■ **Exercise requirements**:
Every entry here needs to be repeated exactly.

■ **Records to use**:
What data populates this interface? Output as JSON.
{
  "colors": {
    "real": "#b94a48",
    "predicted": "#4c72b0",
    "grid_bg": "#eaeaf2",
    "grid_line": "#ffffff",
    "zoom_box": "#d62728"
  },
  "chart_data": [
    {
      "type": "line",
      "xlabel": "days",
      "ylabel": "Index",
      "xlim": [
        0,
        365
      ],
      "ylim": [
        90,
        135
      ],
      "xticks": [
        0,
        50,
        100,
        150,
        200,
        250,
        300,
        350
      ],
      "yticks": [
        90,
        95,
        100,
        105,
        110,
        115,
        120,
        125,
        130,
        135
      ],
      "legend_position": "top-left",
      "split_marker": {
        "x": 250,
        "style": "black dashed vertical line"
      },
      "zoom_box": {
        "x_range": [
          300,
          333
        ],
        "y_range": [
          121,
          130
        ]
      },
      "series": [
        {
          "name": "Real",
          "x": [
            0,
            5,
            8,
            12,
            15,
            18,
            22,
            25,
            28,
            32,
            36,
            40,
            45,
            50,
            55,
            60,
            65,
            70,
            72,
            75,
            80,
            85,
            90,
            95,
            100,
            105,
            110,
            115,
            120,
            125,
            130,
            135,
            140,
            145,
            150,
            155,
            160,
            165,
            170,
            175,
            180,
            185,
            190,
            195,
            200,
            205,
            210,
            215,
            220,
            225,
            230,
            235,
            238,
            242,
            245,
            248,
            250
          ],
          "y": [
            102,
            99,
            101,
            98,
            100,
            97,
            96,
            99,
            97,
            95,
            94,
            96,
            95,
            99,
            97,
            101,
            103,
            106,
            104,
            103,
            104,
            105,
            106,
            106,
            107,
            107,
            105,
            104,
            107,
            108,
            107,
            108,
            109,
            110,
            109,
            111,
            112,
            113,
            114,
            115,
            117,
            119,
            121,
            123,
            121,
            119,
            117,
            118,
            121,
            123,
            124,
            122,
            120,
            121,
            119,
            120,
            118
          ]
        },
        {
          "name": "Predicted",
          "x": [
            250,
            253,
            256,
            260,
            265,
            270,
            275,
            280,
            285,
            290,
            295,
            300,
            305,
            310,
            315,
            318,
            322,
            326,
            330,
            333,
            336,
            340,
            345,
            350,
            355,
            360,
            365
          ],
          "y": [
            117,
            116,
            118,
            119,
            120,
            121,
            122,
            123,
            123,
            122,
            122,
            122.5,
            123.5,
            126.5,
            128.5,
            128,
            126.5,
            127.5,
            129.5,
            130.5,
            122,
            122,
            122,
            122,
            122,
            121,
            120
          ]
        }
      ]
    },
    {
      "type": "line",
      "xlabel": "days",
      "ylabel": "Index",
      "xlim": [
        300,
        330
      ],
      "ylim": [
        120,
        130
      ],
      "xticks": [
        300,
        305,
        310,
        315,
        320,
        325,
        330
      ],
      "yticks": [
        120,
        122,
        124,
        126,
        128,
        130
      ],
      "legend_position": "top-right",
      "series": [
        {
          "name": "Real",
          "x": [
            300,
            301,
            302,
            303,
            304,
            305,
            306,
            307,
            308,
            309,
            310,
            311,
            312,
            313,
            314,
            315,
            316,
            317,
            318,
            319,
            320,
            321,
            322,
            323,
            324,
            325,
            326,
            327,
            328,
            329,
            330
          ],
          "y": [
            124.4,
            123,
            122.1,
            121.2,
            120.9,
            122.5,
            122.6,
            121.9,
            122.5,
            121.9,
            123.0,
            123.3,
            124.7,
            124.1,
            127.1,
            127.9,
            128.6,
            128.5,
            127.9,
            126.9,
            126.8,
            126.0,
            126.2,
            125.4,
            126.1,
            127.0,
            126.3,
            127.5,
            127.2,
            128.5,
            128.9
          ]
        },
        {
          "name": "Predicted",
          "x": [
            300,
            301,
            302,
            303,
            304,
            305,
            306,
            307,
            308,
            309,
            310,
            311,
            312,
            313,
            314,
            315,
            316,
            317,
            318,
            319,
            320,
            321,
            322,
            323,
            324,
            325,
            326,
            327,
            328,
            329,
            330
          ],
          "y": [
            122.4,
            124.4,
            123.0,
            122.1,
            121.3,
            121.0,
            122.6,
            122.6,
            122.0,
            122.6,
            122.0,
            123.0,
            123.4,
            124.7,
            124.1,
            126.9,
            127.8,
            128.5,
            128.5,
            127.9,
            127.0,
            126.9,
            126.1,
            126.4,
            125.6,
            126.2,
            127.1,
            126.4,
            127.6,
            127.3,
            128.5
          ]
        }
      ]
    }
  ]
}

■ **Written reply**:
What data populates this interface? Output as JSON.
{
  "colors": {
    "real": "#b94a48",
    "predicted": "#4c72b0",
    "grid_bg": "#eaeaf2",
    "grid_line": "#ffffff",
    "zoom_box": "#d62728"
  },
  "chart_data": [
    {
      "type": "line",
      "xlabel": "days",
      "ylabel": "Index",
      "xlim": [
        0,
        365
      ],
      "ylim": [
        90,
        135
      ],
      "xticks": [
        0,
        50,
        100,
        150,
        200,
        250,
        300,
        350
      ],
      "yticks": [
        90,
        95,
        100,
        105,
        110,
        115,
        120,
        125,
        130,
        135
      ],
      "legend_position": "top-left",
      "split_marker": {
        "x": 250,
        "style": "black dashed vertical line"
      },
      "zoom_box": {
        "x_range": [
          300,
          333
        ],
        "y_range": [
          121,
          130
        ]
      },
      "series": [
        {
          "name": "Real",
          "x": [
            0,
            5,
            8,
            12,
            15,
            18,
            22,
            25,
            28,
            32,
            36,
            40,
            45,
            50,
            55,
            60,
            65,
            70,
            72,
            75,
            80,
            85,
            90,
            95,
            100,
            105,
            110,
            115,
            120,
            125,
            130,
            135,
            140,
            145,
            150,
            155,
            160,
            165,
            170,
            175,
            180,
            185,
            190,
            195,
            200,
            205,
            210,
            215,
            220,
            225,
            230,
            235,
            238,
            242,
            245,
            248,
            250
          ],
          "y": [
            102,
            99,
            101,
            98,
            100,
            97,
            96,
            99,
            97,
            95,
            94,
            96,
            95,
            99,
            97,
            101,
            103,
            106,
            104,
            103,
            104,
            105,
            106,
            106,
            107,
            107,
            105,
            104,
            107,
            108,
            107,
            108,
            109,
            110,
            109,
            111,
            112,
            113,
            114,
            115,
            117,
            119,
            121,
            123,
            121,
            119,
            117,
            118,
            121,
            123,
            124,
            122,
            120,
            121,
            119,
            120,
            118
          ]
        },
        {
          "name": "Predicted",
          "x": [
            250,
            253,
            256,
            260,
            265,
            270,
            275,
            280,
            285,
            290,
            295,
            300,
            305,
            310,
            315,
            318,
            322,
            326,
            330,
            333,
            336,
            340,
            345,
            350,
            355,
            360,
            365
          ],
          "y": [
            117,
            116,
            118,
            119,
            120,
            121,
            122,
            123,
            123,
            122,
            122,
            122.5,
            123.5,
            126.5,
            128.5,
            128,
            126.5,
            127.5,
            129.5,
            130.5,
            122,
            122,
            122,
            122,
            122,
            121,
            120
          ]
        }
      ]
    },
    {
      "type": "line",
      "xlabel": "days",
      "ylabel": "Index",
      "xlim": [
        300,
        330
      ],
      "ylim": [
        120,
        130
      ],
      "xticks": [
        300,
        305,
        310,
        315,
        320,
        325,
        330
      ],
      "yticks": [
        120,
        122,
        124,
        126,
        128,
        130
      ],
      "legend_position": "top-right",
      "series": [
        {
          "name": "Real",
          "x": [
            300,
            301,
            302,
            303,
            304,
            305,
            306,
            307,
            308,
            309,
            310,
            311,
            312,
            313,
            314,
            315,
            316,
            317,
            318,
            319,
            320,
            321,
            322,
            323,
            324,
            325,
            326,
            327,
            328,
            329,
            330
          ],
          "y": [
            124.4,
            123,
            122.1,
            121.2,
            120.9,
            122.5,
            122.6,
            121.9,
            122.5,
            121.9,
            123.0,
            123.3,
            124.7,
            124.1,
            127.1,
            127.9,
            128.6,
            128.5,
            127.9,
            126.9,
            126.8,
            126.0,
            126.2,
            125.4,
            126.1,
            127.0,
            126.3,
            127.5,
            127.2,
            128.5,
            128.9
          ]
        },
        {
          "name": "Predicted",
          "x": [
            300,
            301,
            302,
            303,
            304,
            305,
            306,
            307,
            308,
            309,
            310,
            311,
            312,
            313,
            314,
            315,
            316,
            317,
            318,
            319,
            320,
            321,
            322,
            323,
            324,
            325,
            326,
            327,
            328,
            329,
            330
          ],
          "y": [
            122.4,
            124.4,
            123.0,
            122.1,
            121.3,
            121.0,
            122.6,
            122.6,
            122.0,
            122.6,
            122.0,
            123.0,
            123.4,
            124.7,
            124.1,
            126.9,
            127.8,
            128.5,
            128.5,
            127.9,
            127.0,
            126.9,
            126.1,
            126.4,
            125.6,
            126.2,
            127.1,
            126.4,
            127.6,
            127.3,
            128.5
          ]
        }
      ]
    }
  ]
}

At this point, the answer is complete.